● WHAT NEEDS TO BE DONE: Return each entry exactly, omitting nothing.

-- START OF DATA SECTION --

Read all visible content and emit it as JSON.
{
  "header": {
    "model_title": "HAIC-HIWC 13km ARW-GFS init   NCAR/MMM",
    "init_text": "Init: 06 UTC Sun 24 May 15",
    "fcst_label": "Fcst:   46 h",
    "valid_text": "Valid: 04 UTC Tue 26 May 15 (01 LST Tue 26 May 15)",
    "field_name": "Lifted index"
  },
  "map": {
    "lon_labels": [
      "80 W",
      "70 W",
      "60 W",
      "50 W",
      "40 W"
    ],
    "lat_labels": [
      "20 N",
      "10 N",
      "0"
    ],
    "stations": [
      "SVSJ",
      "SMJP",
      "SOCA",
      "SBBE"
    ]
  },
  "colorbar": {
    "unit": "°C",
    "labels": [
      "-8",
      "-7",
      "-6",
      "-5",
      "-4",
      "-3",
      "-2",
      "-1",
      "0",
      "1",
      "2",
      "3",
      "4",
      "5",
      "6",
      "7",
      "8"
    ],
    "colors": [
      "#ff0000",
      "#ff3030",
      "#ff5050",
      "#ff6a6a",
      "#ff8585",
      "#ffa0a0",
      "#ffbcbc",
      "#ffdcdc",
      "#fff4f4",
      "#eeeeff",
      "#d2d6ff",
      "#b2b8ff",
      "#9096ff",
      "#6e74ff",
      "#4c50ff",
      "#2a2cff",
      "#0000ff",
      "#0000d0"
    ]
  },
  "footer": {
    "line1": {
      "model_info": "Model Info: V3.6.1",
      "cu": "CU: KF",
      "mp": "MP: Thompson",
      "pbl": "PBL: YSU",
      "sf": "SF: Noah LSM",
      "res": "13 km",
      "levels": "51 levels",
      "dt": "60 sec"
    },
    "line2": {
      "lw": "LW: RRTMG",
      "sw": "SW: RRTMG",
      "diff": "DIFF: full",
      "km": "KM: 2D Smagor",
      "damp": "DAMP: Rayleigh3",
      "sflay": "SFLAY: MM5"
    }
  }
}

-- END OF DATA SECTION --

● FULL SOLUTION:
Read all visible content and emit it as JSON.
{
  "header": {
    "model_title": "HAIC-HIWC 13km ARW-GFS init   NCAR/MMM",
    "init_text": "Init: 06 UTC Sun 24 May 15",
    "fcst_label": "Fcst:   46 h",
    "valid_text": "Valid: 04 UTC Tue 26 May 15 (01 LST Tue 26 May 15)",
    "field_name": "Lifted index"
  },
  "map": {
    "lon_labels": [
      "80 W",
      "70 W",
      "60 W",
      "50 W",
      "40 W"
    ],
    "lat_labels": [
      "20 N",
      "10 N",
      "0"
    ],
    "stations": [
      "SVSJ",
      "SMJP",
      "SOCA",
      "SBBE"
    ]
  },
  "colorbar": {
    "unit": "°C",
    "labels": [
      "-8",
      "-7",
      "-6",
      "-5",
      "-4",
      "-3",
      "-2",
      "-1",
      "0",
      "1",
      "2",
      "3",
      "4",
      "5",
      "6",
      "7",
      "8"
    ],
    "colors": [
      "#ff0000",
      "#ff3030",
      "#ff5050",
      "#ff6a6a",
      "#ff8585",
      "#ffa0a0",
      "#ffbcbc",
      "#ffdcdc",
      "#fff4f4",
      "#eeeeff",
      "#d2d6ff",
      "#b2b8ff",
      "#9096ff",
      "#6e74ff",
      "#4c50ff",
      "#2a2cff",
      "#0000ff",
      "#0000d0"
    ]
  },
  "footer": {
    "line1": {
      "model_info": "Model Info: V3.6.1",
      "cu": "CU: KF",
      "mp": "MP: Thompson",
      "pbl": "PBL: YSU",
      "sf": "SF: Noah LSM",
      "res": "13 km",
      "levels": "51 levels",
      "dt": "60 sec"
    },
    "line2": {
      "lw": "LW: RRTMG",
      "sw": "SW: RRTMG",
      "diff": "DIFF: full",
      "km": "KM: 2D Smagor",
      "damp": "DAMP: Rayleigh3",
      "sflay": "SFLAY: MM5"
    }
  }
}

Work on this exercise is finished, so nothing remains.